— Start —
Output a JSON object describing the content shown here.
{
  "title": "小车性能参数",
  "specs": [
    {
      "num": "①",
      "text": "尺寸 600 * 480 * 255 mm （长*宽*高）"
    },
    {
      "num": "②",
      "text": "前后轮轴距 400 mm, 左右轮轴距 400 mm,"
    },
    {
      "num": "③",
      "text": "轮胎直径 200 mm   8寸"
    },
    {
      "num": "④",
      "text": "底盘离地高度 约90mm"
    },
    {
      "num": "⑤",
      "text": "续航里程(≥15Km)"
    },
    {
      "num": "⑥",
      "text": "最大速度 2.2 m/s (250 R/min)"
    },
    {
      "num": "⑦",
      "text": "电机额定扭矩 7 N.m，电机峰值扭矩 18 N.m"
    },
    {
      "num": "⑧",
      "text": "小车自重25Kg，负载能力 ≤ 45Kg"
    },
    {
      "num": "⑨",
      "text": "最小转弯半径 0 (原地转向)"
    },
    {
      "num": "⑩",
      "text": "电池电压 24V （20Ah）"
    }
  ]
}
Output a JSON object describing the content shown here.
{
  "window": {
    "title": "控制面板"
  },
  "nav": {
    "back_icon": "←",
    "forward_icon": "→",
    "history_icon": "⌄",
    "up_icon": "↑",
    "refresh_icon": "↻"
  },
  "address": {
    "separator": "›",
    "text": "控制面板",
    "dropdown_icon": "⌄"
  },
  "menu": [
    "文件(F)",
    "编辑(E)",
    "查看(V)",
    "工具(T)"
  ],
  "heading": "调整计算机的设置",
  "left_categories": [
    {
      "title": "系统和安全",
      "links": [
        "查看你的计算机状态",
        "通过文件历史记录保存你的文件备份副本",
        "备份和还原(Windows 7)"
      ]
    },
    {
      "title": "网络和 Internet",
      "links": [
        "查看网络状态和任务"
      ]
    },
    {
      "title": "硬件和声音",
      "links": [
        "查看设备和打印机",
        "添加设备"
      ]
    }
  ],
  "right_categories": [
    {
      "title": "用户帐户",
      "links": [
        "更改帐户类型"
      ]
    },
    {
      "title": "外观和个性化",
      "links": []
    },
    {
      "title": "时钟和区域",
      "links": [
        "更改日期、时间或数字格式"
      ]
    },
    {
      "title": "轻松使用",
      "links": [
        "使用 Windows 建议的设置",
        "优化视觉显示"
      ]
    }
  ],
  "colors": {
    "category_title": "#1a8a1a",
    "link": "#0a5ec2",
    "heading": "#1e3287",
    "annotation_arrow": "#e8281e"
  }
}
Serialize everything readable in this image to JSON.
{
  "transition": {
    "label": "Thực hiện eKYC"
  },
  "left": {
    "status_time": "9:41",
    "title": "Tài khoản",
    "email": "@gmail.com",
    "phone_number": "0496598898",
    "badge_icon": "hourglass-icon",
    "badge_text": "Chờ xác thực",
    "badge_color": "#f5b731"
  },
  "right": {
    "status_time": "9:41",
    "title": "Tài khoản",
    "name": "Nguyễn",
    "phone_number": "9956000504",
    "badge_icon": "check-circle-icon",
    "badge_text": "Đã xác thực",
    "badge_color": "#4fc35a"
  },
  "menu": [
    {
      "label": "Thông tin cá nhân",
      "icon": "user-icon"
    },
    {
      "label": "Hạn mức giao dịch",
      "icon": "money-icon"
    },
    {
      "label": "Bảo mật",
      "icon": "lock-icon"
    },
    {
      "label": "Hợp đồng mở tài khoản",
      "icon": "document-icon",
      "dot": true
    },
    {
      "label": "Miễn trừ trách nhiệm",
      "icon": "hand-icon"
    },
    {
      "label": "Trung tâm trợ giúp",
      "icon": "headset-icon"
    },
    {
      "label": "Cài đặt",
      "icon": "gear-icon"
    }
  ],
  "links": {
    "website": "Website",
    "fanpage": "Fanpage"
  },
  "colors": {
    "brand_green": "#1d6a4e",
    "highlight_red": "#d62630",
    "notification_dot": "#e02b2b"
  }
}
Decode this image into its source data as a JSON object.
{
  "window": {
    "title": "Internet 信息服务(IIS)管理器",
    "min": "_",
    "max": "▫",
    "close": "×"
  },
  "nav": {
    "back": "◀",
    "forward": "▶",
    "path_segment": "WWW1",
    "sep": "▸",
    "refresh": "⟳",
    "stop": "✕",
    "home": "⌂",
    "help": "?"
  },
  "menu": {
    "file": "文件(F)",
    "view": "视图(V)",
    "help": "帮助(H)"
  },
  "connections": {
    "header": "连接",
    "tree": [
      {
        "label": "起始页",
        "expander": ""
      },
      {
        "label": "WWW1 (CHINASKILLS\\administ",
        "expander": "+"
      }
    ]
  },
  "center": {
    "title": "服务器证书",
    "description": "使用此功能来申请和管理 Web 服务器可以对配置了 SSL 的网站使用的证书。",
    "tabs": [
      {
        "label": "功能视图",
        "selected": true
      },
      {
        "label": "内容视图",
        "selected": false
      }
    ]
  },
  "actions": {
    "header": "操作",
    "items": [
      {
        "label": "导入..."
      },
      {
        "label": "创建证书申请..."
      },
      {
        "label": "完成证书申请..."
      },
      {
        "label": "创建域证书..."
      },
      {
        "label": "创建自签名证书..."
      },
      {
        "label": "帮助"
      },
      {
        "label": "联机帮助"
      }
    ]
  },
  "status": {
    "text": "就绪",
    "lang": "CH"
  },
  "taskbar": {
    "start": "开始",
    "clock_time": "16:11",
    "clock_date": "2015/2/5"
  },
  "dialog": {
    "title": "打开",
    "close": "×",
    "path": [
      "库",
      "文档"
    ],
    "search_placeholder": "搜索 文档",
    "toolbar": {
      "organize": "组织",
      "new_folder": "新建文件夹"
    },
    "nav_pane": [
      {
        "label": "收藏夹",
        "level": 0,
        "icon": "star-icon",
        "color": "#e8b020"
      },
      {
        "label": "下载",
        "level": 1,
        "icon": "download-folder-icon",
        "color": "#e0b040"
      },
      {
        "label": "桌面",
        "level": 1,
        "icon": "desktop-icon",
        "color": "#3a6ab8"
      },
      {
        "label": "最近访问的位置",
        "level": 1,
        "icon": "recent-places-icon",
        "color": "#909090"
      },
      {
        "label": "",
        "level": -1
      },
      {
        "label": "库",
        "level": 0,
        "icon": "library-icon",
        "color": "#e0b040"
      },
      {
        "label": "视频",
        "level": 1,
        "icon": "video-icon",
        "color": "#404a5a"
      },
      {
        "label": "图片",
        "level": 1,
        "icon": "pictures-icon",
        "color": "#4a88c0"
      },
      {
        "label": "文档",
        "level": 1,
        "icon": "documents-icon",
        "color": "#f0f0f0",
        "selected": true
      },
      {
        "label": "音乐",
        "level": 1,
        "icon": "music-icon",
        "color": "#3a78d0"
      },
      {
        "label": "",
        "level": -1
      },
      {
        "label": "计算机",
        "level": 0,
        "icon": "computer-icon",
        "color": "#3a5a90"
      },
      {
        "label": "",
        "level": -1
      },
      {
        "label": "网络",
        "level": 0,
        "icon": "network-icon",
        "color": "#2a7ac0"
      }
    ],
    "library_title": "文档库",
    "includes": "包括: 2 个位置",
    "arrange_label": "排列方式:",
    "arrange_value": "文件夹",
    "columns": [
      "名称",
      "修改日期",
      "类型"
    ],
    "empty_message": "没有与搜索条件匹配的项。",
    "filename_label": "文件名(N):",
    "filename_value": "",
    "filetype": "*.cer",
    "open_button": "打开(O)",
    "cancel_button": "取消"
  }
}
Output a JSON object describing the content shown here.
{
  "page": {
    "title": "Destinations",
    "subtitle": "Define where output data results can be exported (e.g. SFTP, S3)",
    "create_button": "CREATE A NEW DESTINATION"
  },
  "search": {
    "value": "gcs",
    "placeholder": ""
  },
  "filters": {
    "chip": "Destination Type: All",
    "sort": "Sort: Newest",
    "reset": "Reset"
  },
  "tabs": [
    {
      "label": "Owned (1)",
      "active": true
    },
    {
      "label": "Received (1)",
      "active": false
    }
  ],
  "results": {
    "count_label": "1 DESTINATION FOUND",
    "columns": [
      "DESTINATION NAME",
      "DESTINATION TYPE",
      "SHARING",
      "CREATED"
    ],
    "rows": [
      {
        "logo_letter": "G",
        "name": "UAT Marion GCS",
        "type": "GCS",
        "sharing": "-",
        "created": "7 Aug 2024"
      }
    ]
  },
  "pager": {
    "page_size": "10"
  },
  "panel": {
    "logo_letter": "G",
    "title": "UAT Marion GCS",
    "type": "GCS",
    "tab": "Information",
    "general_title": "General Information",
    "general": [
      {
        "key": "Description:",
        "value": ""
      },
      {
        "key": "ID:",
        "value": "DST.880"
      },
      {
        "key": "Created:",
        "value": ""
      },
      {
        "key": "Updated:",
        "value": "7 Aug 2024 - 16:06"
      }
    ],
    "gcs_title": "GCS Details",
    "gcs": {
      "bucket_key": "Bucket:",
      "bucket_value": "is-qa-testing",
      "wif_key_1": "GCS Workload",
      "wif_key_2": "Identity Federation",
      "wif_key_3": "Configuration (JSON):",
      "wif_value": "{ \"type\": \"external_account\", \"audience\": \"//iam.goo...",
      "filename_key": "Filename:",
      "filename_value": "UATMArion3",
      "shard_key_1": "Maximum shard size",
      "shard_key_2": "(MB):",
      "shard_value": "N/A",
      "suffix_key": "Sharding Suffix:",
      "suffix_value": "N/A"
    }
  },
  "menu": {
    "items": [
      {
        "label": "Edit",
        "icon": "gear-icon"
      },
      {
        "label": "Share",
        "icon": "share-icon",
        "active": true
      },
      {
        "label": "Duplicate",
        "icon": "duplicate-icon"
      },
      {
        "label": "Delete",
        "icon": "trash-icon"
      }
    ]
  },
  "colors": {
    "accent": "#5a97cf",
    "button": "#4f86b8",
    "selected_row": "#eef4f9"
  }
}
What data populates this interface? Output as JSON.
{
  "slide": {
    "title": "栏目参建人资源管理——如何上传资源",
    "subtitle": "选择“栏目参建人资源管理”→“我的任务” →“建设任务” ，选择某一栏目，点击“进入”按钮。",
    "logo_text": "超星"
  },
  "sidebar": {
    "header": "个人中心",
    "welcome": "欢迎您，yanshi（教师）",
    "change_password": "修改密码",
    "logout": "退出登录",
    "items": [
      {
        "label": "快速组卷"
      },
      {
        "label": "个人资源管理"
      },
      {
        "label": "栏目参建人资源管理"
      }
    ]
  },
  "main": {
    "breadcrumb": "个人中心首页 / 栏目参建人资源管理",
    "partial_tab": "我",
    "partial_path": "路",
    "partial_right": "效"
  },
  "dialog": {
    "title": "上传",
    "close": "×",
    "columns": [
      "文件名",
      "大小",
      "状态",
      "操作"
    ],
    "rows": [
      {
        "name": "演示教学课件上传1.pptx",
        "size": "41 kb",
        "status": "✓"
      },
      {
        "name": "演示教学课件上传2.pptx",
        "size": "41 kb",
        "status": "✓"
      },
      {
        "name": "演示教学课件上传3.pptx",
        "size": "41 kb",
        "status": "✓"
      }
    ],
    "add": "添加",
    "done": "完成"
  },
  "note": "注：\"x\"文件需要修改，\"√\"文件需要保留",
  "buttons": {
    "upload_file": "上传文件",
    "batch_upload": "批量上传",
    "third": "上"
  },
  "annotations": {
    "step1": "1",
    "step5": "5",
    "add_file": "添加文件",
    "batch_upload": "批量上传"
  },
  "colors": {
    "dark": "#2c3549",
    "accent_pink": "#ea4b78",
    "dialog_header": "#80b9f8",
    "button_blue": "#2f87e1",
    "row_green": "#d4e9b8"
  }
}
— End —
WHAT THE EXERCISE ASKS:
Tell how many lines contain the word "subtitle", using only the number.

ANSWER TO THIS PROBLEM:
2